** BEGIN The input **
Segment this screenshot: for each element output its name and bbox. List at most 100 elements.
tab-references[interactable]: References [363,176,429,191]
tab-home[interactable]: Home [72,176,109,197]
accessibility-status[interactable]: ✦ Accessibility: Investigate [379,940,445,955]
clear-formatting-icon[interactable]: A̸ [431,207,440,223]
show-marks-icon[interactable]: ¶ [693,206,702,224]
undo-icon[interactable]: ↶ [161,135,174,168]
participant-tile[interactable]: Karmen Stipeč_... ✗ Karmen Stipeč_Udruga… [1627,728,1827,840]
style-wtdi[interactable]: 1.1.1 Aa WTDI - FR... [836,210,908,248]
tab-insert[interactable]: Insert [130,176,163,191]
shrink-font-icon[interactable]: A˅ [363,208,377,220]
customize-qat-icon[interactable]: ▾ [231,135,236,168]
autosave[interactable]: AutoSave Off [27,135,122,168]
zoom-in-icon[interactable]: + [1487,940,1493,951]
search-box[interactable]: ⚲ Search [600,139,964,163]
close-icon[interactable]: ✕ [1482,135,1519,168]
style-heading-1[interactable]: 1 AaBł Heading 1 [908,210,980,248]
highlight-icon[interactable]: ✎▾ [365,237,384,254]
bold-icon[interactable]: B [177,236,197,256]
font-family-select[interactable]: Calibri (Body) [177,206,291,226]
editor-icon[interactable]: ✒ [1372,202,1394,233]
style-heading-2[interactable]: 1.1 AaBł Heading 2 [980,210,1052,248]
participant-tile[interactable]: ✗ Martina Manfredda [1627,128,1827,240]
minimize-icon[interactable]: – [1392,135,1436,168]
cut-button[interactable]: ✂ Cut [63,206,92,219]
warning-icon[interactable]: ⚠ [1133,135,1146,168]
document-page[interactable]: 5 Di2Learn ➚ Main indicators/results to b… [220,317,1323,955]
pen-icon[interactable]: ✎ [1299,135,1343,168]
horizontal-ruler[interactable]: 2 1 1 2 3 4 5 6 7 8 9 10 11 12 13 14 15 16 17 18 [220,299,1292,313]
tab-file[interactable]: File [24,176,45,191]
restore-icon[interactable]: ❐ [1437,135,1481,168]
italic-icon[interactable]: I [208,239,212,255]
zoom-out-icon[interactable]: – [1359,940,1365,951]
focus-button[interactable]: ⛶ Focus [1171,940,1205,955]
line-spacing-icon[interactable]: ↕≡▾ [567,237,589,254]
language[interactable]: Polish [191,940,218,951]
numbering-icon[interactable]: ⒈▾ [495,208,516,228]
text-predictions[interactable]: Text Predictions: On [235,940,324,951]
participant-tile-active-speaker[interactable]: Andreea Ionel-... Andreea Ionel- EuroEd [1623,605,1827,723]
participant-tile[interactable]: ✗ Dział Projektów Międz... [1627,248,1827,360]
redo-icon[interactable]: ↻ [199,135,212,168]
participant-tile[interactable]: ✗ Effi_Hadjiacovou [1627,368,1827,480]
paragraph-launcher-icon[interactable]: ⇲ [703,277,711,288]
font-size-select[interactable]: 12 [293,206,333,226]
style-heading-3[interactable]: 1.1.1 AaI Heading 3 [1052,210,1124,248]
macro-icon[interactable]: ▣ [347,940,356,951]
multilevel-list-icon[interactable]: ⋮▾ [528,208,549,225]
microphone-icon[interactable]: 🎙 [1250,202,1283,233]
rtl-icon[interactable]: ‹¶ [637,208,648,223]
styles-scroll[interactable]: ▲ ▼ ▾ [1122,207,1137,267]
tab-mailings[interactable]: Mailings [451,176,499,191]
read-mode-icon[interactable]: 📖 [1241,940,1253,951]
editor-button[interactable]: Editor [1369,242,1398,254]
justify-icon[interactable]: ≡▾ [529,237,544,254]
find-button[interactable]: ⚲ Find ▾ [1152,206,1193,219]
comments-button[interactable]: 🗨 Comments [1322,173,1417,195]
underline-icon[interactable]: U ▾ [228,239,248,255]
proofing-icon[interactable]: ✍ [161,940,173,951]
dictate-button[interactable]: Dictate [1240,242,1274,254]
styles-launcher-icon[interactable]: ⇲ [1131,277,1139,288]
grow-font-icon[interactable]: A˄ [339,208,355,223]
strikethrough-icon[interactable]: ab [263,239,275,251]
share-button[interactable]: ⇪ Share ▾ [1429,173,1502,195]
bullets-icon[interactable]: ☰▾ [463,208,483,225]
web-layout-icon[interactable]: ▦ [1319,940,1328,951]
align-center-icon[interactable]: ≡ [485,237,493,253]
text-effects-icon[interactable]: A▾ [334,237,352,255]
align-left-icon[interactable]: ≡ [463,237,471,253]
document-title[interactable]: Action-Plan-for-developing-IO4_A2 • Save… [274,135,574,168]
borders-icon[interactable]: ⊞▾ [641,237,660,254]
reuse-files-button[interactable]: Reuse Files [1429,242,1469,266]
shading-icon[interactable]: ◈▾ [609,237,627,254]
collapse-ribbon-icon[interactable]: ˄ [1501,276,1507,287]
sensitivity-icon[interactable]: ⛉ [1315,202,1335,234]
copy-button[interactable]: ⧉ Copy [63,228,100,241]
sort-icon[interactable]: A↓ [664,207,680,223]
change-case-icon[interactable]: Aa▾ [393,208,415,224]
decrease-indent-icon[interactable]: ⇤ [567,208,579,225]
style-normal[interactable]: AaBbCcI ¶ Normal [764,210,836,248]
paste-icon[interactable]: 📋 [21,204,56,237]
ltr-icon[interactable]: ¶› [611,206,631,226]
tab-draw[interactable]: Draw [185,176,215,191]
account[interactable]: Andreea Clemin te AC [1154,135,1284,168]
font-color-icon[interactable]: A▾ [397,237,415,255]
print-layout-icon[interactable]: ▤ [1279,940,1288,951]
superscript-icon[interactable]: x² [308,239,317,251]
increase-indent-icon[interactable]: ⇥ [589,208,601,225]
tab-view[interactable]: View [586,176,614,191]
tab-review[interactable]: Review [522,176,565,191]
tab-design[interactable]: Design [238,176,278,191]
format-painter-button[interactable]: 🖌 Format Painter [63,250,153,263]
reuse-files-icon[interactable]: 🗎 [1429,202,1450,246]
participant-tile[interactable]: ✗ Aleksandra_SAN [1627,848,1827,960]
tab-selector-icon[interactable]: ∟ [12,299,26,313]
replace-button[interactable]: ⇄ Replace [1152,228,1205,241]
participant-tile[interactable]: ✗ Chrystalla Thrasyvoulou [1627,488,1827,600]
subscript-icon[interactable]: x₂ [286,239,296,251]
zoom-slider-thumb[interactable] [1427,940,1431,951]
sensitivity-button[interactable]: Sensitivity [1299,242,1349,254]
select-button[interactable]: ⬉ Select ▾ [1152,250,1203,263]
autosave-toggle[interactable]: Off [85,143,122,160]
** END The input **
- _Instruction_
Could you rewrite every line above as a JSON list of strings, with one string for each line and any blank lines omitted?

- _Written solution_
[
  "Segment this screenshot: for each element output its name and bbox. List at most 100 elements.",
  "tab-references[interactable]: References [363,176,429,191]",
  "tab-home[interactable]: Home [72,176,109,197]",
  "accessibility-status[interactable]: ✦ Accessibility: Investigate [379,940,445,955]",
  "clear-formatting-icon[interactable]: A̸ [431,207,440,223]",
  "show-marks-icon[interactable]: ¶ [693,206,702,224]",
  "undo-icon[interactable]: ↶ [161,135,174,168]",
  "participant-tile[interactable]: Karmen Stipeč_... ✗ Karmen Stipeč_Udruga… [1627,728,1827,840]",
  "style-wtdi[interactable]: 1.1.1 Aa WTDI - FR... [836,210,908,248]",
  "tab-insert[interactable]: Insert [130,176,163,191]",
  "shrink-font-icon[interactable]: A˅ [363,208,377,220]",
  "customize-qat-icon[interactable]: ▾ [231,135,236,168]",
  "autosave[interactable]: AutoSave Off [27,135,122,168]",
  "zoom-in-icon[interactable]: + [1487,940,1493,951]",
  "search-box[interactable]: ⚲ Search [600,139,964,163]",
  "close-icon[interactable]: ✕ [1482,135,1519,168]",
  "style-heading-1[interactable]: 1 AaBł Heading 1 [908,210,980,248]",
  "highlight-icon[interactable]: ✎▾ [365,237,384,254]",
  "bold-icon[interactable]: B [177,236,197,256]",
  "font-family-select[interactable]: Calibri (Body) [177,206,291,226]",
  "editor-icon[interactable]: ✒ [1372,202,1394,233]",
  "style-heading-2[interactable]: 1.1 AaBł Heading 2 [980,210,1052,248]",
  "participant-tile[interactable]: ✗ Martina Manfredda [1627,128,1827,240]",
  "minimize-icon[interactable]: – [1392,135,1436,168]",
  "cut-button[interactable]: ✂ Cut [63,206,92,219]",
  "warning-icon[interactable]: ⚠ [1133,135,1146,168]",
  "document-page[interactable]: 5 Di2Learn ➚ Main indicators/results to b… [220,317,1323,955]",
  "pen-icon[interactable]: ✎ [1299,135,1343,168]",
  "horizontal-ruler[interactable]: 2 1 1 2 3 4 5 6 7 8 9 10 11 12 13 14 15 16 17 18 [220,299,1292,313]",
  "tab-file[interactable]: File [24,176,45,191]",
  "restore-icon[interactable]: ❐ [1437,135,1481,168]",
  "italic-icon[interactable]: I [208,239,212,255]",
  "zoom-out-icon[interactable]: – [1359,940,1365,951]",
  "focus-button[interactable]: ⛶ Focus [1171,940,1205,955]",
  "line-spacing-icon[interactable]: ↕≡▾ [567,237,589,254]",
  "language[interactable]: Polish [191,940,218,951]",
  "numbering-icon[interactable]: ⒈▾ [495,208,516,228]",
  "text-predictions[interactable]: Text Predictions: On [235,940,324,951]",
  "participant-tile-active-speaker[interactable]: Andreea Ionel-... Andreea Ionel- EuroEd [1623,605,1827,723]",
  "participant-tile[interactable]: ✗ Dział Projektów Międz... [1627,248,1827,360]",
  "redo-icon[interactable]: ↻ [199,135,212,168]",
  "participant-tile[interactable]: ✗ Effi_Hadjiacovou [1627,368,1827,480]",
  "paragraph-launcher-icon[interactable]: ⇲ [703,277,711,288]",
  "font-size-select[interactable]: 12 [293,206,333,226]",
  "style-heading-3[interactable]: 1.1.1 AaI Heading 3 [1052,210,1124,248]",
  "macro-icon[interactable]: ▣ [347,940,356,951]",
  "multilevel-list-icon[interactable]: ⋮▾ [528,208,549,225]",
  "microphone-icon[interactable]: 🎙 [1250,202,1283,233]",
  "rtl-icon[interactable]: ‹¶ [637,208,648,223]",
  "styles-scroll[interactable]: ▲ ▼ ▾ [1122,207,1137,267]",
  "tab-mailings[interactable]: Mailings [451,176,499,191]",
  "read-mode-icon[interactable]: 📖 [1241,940,1253,951]",
  "editor-button[interactable]: Editor [1369,242,1398,254]",
  "justify-icon[interactable]: ≡▾ [529,237,544,254]",
  "find-button[interactable]: ⚲ Find ▾ [1152,206,1193,219]",
  "comments-button[interactable]: 🗨 Comments [1322,173,1417,195]",
  "underline-icon[interactable]: U ▾ [228,239,248,255]",
  "proofing-icon[interactable]: ✍ [161,940,173,951]",
  "dictate-button[interactable]: Dictate [1240,242,1274,254]",
  "styles-launcher-icon[interactable]: ⇲ [1131,277,1139,288]",
  "grow-font-icon[interactable]: A˄ [339,208,355,223]",
  "strikethrough-icon[interactable]: ab [263,239,275,251]",
  "share-button[interactable]: ⇪ Share ▾ [1429,173,1502,195]",
  "bullets-icon[interactable]: ☰▾ [463,208,483,225]",
  "web-layout-icon[interactable]: ▦ [1319,940,1328,951]",
  "align-center-icon[interactable]: ≡ [485,237,493,253]",
  "text-effects-icon[interactable]: A▾ [334,237,352,255]",
  "align-left-icon[interactable]: ≡ [463,237,471,253]",
  "document-title[interactable]: Action-Plan-for-developing-IO4_A2 • Save… [274,135,574,168]",
  "borders-icon[interactable]: ⊞▾ [641,237,660,254]",
  "reuse-files-button[interactable]: Reuse Files [1429,242,1469,266]",
  "shading-icon[interactable]: ◈▾ [609,237,627,254]",
  "collapse-ribbon-icon[interactable]: ˄ [1501,276,1507,287]",
  "sensitivity-icon[interactable]: ⛉ [1315,202,1335,234]",
  "copy-button[interactable]: ⧉ Copy [63,228,100,241]",
  "sort-icon[interactable]: A↓ [664,207,680,223]",
  "change-case-icon[interactable]: Aa▾ [393,208,415,224]",
  "decrease-indent-icon[interactable]: ⇤ [567,208,579,225]",
  "style-normal[interactable]: AaBbCcI ¶ Normal [764,210,836,248]",
  "paste-icon[interactable]: 📋 [21,204,56,237]",
  "ltr-icon[interactable]: ¶› [611,206,631,226]",
  "tab-draw[interactable]: Draw [185,176,215,191]",
  "account[interactable]: Andreea Clemin te AC [1154,135,1284,168]",
  "font-color-icon[interactable]: A▾ [397,237,415,255]",
  "print-layout-icon[interactable]: ▤ [1279,940,1288,951]",
  "superscript-icon[interactable]: x² [308,239,317,251]",
  "increase-indent-icon[interactable]: ⇥ [589,208,601,225]",
  "tab-view[interactable]: View [586,176,614,191]",
  "tab-review[interactable]: Review [522,176,565,191]",
  "tab-design[interactable]: Design [238,176,278,191]",
  "format-painter-button[interactable]: 🖌 Format Painter [63,250,153,263]",
  "reuse-files-icon[interactable]: 🗎 [1429,202,1450,246]",
  "participant-tile[interactable]: ✗ Aleksandra_SAN [1627,848,1827,960]",
  "tab-selector-icon[interactable]: ∟ [12,299,26,313]",
  "replace-button[interactable]: ⇄ Replace [1152,228,1205,241]",
  "participant-tile[interactable]: ✗ Chrystalla Thrasyvoulou [1627,488,1827,600]",
  "subscript-icon[interactable]: x₂ [286,239,296,251]",
  "zoom-slider-thumb[interactable] [1427,940,1431,951]",
  "sensitivity-button[interactable]: Sensitivity [1299,242,1349,254]",
  "select-button[interactable]: ⬉ Select ▾ [1152,250,1203,263]",
  "autosave-toggle[interactable]: Off [85,143,122,160]"
]